Gastrulation is the reorganization of the blastula to form the multilayered gastrula. During gastrulation, a portion of cells from the exterior of the epithelial epiblast layer migrate to the interior, where they form mesoderm and endoderm which, together with the outer layer of ectoderm (arising from epiblast cells that have not migrated), comprise the three cell layers that are characteristic of triploblastic metazoans (reviewed in Technau and Scholz 2003). In the human peri-implantation embryo, epiblast cells ingress through the primitive streak located in the posterior region of the embryonic disc to form the mesoderm and endoderm of the embryo proper (reviewed in Bardot and Hadjantonakis 2020, Ghimire et al. 2021, Zhai et al. 2021, Rossant and Tam 2022). In the mouse, a mammalian model organism, the embryo is cup-shaped instead of being disc-shaped (reviewed in Kojima et al. 2014). However, the morphogenetic process of germ layer formation is broadly conserved in both species.
The primitive streak forms at the posterior region of the epiblast where there is high signaling activity of NODAL, BMP, FGF and WNT pathways, which drive the allocation of cells to the mesoderm and endoderm lineages. In the primitive streak, the ingressing cells undergo epithelial-to-mesenchymal transition (reviewed in Amack 2021). Cells allocated to the mesoderm acquire a mesenchymal phenotype. Endodermal cells are reputed to revert back to an epithelial architecture through a mesenchymal-to-epithelial transition as they are integrated into the pre-existing layer of hypoblast. A recent study in mouse, however, revealed that ingressing cells that are destined for the endoderm undergo an incomplete or partial-EMT and retain some epithelial features prior to re-acquiring epithelialization (Scheibner et al. 2021).

- _Study questions_:
- a) Please list every source cited in the gastrulation passage, giving each as it appears in the parentheses.
- b) Write the next paragraph of the gastrulation passage, picking up right after its final sentence.
This material was drawn from a separate source.

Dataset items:
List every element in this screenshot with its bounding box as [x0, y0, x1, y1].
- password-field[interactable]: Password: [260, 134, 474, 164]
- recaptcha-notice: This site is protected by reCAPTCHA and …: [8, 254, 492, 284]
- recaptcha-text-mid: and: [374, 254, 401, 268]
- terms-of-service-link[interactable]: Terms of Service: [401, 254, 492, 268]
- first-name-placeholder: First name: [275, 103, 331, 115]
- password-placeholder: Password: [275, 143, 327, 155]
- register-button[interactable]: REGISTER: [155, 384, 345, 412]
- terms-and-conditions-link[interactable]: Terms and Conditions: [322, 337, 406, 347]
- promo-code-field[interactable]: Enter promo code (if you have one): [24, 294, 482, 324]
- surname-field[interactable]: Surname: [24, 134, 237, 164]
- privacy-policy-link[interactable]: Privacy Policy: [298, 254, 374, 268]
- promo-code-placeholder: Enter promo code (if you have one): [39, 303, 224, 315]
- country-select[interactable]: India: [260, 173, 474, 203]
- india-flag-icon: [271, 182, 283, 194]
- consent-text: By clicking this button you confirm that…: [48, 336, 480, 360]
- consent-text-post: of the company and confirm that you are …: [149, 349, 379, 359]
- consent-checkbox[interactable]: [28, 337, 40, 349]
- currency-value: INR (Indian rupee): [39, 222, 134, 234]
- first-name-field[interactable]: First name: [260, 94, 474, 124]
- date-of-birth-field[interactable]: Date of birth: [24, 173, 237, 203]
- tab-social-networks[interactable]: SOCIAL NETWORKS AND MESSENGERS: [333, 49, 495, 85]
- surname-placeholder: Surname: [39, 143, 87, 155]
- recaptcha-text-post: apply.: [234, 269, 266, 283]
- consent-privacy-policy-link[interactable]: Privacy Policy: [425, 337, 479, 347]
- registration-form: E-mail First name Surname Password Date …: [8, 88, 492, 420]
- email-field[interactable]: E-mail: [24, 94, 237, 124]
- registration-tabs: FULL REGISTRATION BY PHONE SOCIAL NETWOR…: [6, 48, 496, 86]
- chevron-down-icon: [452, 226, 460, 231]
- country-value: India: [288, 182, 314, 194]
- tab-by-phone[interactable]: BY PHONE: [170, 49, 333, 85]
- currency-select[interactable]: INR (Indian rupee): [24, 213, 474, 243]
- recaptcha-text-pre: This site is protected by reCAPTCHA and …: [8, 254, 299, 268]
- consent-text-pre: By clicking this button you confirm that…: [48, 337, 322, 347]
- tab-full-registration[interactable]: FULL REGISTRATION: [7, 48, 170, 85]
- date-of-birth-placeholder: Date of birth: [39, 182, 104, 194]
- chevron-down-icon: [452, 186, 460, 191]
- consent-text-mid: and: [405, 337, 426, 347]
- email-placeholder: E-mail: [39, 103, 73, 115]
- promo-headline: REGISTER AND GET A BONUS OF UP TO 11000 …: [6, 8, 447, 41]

- _Your responses_:
- a)
Technau and Scholz 2003
Bardot and Hadjantonakis 2020
Ghimire et al. 2021
Zhai et al. 2021
Rossant and Tam 2022
Kojima et al. 2014
Amack 2021
Scheibner et al. 2021

- b)
During gastrulation in mice, extraembryonic mesoderm is formed first and is followed by mesoderm that populates the anterior structures, the head, face and heart of the embryo and next the mesoderm to the trunk. Endoderm is also formed in an anterior to posterior sequence, with endoderm emerging early in gastrulation populating the foregut, followed by the mid- and hind-gut. Along the anterior-posterior axis of the primitive streak, endoderm and axial mesoderm emerge from the anterior region, whereas mesoderm emerging from the mid- to posterior regions is allocated in a medial-lateral order to paraxial, intermediate and lateral plate mesoderm. Cells remaining in the overlying epiblast contribute to the ectoderm. Cells of the ectoderm are allocated to the neural ectoderm and to the surface ectoderm and the neural border cells that give rise to the neural crest cells. Patterning of the neuroectoderm is facilitated by the inductive interaction with prechordal plate and the notochord derived from the axial mesoderm.
Before ingression, cells of the primitive streak express genes such as TBXT (T, BRACHYURY) and EOMES that are characteristic of nascent mesoderm and endoderm. It is not known if there are common progenitors that give rise to all types of mesodermal derivatives, such as lateral plate mesoderm and paraxial mesoderm. The knowledge to this date indicates that the different types of mesodermal derivatives are allocated in accordance to the timing and locality of emergence from the primitive streak. The existence of bipotential mesendoderm progenitors in the gastrulating embryo is unresolved but unlikely (Probst et al. 2021), though a bipotential cell population may be derived from mouse embryonic stem cells in vitro.